##### SUPPLIED RECORDS #####

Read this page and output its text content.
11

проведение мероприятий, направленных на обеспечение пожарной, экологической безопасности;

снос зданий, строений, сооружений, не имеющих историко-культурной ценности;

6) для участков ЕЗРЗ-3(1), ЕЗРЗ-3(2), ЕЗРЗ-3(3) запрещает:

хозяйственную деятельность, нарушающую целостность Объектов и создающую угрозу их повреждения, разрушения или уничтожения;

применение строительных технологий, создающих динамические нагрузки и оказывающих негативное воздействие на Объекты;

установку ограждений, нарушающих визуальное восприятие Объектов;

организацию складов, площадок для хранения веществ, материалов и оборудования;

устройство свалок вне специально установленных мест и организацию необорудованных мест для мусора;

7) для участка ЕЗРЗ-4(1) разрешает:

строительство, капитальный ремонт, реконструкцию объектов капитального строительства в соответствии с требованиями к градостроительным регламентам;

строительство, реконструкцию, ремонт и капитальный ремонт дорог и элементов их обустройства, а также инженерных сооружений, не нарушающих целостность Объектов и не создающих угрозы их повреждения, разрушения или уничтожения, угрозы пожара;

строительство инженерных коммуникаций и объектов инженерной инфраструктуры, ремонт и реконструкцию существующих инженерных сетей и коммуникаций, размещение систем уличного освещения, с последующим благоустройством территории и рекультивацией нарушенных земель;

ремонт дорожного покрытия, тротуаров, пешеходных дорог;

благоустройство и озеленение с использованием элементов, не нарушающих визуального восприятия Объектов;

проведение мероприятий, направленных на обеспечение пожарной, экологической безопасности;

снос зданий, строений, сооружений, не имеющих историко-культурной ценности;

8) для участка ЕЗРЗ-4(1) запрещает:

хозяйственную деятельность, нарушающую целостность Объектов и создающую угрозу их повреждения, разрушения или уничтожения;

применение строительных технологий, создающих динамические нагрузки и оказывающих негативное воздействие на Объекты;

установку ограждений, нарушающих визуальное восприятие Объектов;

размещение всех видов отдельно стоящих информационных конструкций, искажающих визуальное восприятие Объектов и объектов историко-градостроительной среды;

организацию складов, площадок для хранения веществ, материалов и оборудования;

#####

EXERCISE AIM: Search the preceding listing for "участка" and extract every line where it is found.

SOLUTION:
7) для участка ЕЗРЗ-4(1) разрешает:
8) для участка ЕЗРЗ-4(1) запрещает:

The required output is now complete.